DIRECTIONS FOR THIS TASK →
Copy only what runs from the line containing "Enumerate this screenshot's" through the end of the material below, line for line, with both ends included.

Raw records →

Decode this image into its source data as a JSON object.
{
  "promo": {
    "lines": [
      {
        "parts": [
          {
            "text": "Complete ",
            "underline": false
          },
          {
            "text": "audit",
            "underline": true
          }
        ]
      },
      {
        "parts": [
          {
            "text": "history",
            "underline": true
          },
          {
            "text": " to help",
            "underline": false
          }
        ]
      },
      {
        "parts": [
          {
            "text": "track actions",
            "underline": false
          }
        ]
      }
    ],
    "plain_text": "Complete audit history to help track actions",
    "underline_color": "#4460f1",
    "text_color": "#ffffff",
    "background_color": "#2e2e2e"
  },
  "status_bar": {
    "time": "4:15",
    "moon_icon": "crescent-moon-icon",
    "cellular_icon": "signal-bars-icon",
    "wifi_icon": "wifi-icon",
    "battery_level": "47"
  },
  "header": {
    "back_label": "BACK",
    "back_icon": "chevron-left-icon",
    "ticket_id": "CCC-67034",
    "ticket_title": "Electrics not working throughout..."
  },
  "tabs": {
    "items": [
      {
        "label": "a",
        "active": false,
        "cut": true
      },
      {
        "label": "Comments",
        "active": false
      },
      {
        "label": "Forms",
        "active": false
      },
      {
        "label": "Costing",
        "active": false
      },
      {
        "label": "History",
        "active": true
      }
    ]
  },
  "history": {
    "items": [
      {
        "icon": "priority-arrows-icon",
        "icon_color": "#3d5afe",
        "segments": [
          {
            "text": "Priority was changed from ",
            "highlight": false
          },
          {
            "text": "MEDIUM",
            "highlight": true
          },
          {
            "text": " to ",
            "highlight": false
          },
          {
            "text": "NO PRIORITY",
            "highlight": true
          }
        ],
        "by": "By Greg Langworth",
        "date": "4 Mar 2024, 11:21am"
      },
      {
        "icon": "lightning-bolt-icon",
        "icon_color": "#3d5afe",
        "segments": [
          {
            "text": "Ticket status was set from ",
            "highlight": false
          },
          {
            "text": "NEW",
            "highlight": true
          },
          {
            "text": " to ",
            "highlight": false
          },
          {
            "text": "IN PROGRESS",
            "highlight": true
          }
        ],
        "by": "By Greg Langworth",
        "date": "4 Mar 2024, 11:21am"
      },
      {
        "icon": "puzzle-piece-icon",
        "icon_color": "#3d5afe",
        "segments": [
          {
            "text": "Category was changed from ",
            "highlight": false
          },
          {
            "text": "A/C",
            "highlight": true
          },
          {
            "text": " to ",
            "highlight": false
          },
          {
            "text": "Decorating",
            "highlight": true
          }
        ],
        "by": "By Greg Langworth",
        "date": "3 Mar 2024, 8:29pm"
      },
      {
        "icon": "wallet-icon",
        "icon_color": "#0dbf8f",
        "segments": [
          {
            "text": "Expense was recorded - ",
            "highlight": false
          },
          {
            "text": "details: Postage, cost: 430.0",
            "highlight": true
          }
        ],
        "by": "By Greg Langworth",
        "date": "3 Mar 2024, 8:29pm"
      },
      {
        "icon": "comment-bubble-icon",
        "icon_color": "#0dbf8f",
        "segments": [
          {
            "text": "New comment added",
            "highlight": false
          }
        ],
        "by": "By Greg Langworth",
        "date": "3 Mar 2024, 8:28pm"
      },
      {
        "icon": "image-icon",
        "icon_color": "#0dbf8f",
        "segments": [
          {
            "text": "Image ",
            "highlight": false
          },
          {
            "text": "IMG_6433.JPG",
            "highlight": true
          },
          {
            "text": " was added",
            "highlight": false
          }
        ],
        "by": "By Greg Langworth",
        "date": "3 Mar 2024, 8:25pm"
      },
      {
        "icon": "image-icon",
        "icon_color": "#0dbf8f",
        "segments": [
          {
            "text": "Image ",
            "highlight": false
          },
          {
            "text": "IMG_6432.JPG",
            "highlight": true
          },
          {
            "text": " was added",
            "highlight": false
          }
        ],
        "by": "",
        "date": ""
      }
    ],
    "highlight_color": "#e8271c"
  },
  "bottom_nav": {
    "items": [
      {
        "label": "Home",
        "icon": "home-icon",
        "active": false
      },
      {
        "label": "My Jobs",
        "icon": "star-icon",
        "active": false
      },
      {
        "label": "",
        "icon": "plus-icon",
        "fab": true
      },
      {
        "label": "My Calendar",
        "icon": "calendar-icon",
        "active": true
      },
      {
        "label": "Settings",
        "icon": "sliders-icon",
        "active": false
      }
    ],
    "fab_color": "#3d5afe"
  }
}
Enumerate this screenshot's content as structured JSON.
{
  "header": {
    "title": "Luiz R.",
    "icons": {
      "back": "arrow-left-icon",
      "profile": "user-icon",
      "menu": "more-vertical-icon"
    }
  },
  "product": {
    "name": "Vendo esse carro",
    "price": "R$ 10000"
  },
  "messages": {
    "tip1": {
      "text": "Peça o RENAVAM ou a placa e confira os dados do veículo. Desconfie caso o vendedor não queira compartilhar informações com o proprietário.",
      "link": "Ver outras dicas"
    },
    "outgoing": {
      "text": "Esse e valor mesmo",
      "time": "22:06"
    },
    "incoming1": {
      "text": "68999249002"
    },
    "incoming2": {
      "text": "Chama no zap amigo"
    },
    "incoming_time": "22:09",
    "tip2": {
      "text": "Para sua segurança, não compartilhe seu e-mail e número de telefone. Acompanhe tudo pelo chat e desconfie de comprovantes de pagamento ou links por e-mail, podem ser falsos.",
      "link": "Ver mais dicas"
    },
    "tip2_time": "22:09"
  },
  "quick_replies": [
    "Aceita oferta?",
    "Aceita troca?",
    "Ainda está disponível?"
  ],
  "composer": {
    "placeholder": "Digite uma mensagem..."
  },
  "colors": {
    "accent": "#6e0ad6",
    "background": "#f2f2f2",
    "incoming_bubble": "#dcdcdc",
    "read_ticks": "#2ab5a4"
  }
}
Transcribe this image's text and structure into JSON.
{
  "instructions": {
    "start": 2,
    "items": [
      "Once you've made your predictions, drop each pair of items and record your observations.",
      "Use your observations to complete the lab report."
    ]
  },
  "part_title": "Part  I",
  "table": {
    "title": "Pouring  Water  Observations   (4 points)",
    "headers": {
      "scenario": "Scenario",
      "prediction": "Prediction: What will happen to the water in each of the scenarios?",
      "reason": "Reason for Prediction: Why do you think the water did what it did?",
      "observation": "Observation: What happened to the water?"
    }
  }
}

EXERCISE RESULT →
Enumerate this screenshot's content as structured JSON.
{
  "header": {
    "title": "Luiz R.",
    "icons": {
      "back": "arrow-left-icon",
      "profile": "user-icon",
      "menu": "more-vertical-icon"
    }
  },
  "product": {
    "name": "Vendo esse carro",
    "price": "R$ 10000"
  },
  "messages": {
    "tip1": {
      "text": "Peça o RENAVAM ou a placa e confira os dados do veículo. Desconfie caso o vendedor não queira compartilhar informações com o proprietário.",
      "link": "Ver outras dicas"
    },
    "outgoing": {
      "text": "Esse e valor mesmo",
      "time": "22:06"
    },
    "incoming1": {
      "text": "68999249002"
    },
    "incoming2": {
      "text": "Chama no zap amigo"
    },
    "incoming_time": "22:09",
    "tip2": {
      "text": "Para sua segurança, não compartilhe seu e-mail e número de telefone. Acompanhe tudo pelo chat e desconfie de comprovantes de pagamento ou links por e-mail, podem ser falsos.",
      "link": "Ver mais dicas"
    },
    "tip2_time": "22:09"
  },
  "quick_replies": [
    "Aceita oferta?",
    "Aceita troca?",
    "Ainda está disponível?"
  ],
  "composer": {
    "placeholder": "Digite uma mensagem..."
  },
  "colors": {
    "accent": "#6e0ad6",
    "background": "#f2f2f2",
    "incoming_bubble": "#dcdcdc",
    "read_ticks": "#2ab5a4"
  }
}
Transcribe this image's text and structure into JSON.
{
  "instructions": {
    "start": 2,
    "items": [
      "Once you've made your predictions, drop each pair of items and record your observations.",
      "Use your observations to complete the lab report."
    ]
  },
  "part_title": "Part  I",
  "table": {
    "title": "Pouring  Water  Observations   (4 points)",
    "headers": {
      "scenario": "Scenario",
      "prediction": "Prediction: What will happen to the water in each of the scenarios?",
      "reason": "Reason for Prediction: Why do you think the water did what it did?",
      "observation": "Observation: What happened to the water?"
    }
  }
}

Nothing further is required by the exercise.